PROBLEM.
Pick out every line in the records below that contains the word "format", and copy each of those lines in full. Case counts.

INPUT MATERIAL.
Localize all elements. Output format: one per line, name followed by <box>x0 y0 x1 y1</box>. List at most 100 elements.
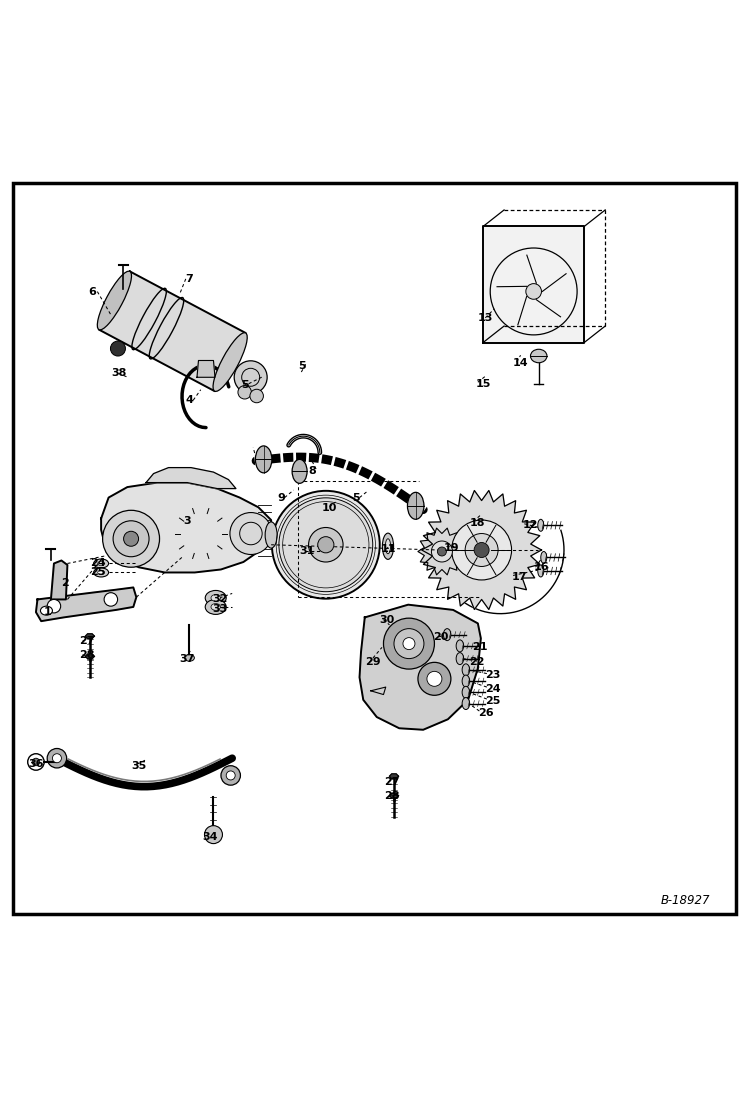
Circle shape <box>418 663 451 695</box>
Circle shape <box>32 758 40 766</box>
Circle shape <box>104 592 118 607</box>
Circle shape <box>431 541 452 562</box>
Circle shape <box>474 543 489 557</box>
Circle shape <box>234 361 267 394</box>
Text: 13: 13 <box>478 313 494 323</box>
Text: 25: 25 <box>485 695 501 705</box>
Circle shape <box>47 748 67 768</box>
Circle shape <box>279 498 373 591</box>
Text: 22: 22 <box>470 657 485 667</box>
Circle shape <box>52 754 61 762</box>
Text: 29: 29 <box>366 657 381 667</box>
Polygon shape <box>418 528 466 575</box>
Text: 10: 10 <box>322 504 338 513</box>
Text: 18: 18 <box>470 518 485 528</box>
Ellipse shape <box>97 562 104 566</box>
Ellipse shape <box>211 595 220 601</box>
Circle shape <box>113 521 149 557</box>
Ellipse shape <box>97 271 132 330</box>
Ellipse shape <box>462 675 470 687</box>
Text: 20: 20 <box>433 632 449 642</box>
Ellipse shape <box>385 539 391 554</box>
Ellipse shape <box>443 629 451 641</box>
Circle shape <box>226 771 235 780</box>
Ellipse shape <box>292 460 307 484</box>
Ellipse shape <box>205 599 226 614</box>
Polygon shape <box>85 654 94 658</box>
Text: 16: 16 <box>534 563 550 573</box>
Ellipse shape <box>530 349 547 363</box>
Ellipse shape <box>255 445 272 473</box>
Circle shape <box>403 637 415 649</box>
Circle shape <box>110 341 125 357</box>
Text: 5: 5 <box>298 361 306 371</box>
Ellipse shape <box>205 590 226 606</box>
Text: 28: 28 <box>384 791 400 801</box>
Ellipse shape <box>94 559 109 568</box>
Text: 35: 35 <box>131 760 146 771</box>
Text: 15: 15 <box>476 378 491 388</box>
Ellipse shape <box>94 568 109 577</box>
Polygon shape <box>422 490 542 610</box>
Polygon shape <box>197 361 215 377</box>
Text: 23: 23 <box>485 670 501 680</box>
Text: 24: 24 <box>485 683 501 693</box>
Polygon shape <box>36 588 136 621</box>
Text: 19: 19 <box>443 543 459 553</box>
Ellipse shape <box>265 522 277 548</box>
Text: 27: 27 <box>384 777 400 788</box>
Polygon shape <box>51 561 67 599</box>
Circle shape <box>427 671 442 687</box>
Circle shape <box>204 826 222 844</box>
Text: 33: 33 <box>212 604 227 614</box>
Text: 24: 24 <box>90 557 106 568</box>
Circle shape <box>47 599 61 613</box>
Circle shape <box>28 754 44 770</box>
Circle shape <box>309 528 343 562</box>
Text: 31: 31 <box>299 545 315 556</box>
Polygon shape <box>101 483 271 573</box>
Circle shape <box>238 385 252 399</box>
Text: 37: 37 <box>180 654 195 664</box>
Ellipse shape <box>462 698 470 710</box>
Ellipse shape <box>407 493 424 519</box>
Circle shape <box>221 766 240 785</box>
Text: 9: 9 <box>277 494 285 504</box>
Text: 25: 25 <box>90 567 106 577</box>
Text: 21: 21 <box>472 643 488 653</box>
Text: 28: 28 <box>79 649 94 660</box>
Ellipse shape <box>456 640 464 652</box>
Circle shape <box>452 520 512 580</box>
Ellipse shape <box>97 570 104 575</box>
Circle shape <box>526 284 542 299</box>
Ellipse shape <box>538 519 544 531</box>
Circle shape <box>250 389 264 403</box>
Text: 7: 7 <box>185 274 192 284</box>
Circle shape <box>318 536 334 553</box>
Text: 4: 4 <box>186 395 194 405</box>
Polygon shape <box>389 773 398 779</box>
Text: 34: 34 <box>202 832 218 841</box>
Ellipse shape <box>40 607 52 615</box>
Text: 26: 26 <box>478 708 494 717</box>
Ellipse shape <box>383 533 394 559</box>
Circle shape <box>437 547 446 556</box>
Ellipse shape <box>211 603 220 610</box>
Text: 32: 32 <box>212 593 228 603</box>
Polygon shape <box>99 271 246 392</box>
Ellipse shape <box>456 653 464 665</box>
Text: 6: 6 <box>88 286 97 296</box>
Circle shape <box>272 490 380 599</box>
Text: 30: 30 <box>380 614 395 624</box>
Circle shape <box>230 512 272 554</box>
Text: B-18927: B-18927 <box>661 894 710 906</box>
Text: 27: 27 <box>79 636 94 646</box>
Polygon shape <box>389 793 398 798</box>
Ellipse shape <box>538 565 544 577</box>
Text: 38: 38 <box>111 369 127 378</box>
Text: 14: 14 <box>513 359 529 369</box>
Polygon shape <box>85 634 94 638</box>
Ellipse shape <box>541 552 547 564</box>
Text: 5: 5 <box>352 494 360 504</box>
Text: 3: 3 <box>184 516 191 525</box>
--
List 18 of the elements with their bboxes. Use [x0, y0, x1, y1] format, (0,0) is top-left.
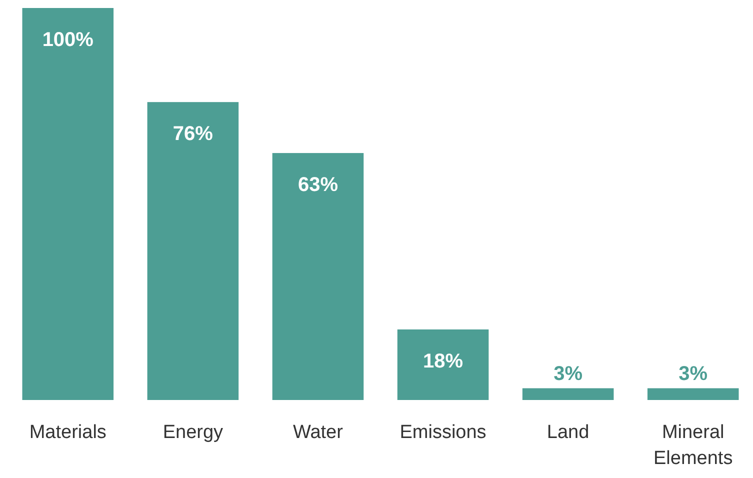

FINISHED TASK.
Localize all elements. Output format: one per line, name followed by <box>x0 y0 x1 y1</box>. List at most 100 elements.
List 18 of the elements with their bboxes. Use [x0, y0, x1, y1] format, (0,0) is top-left.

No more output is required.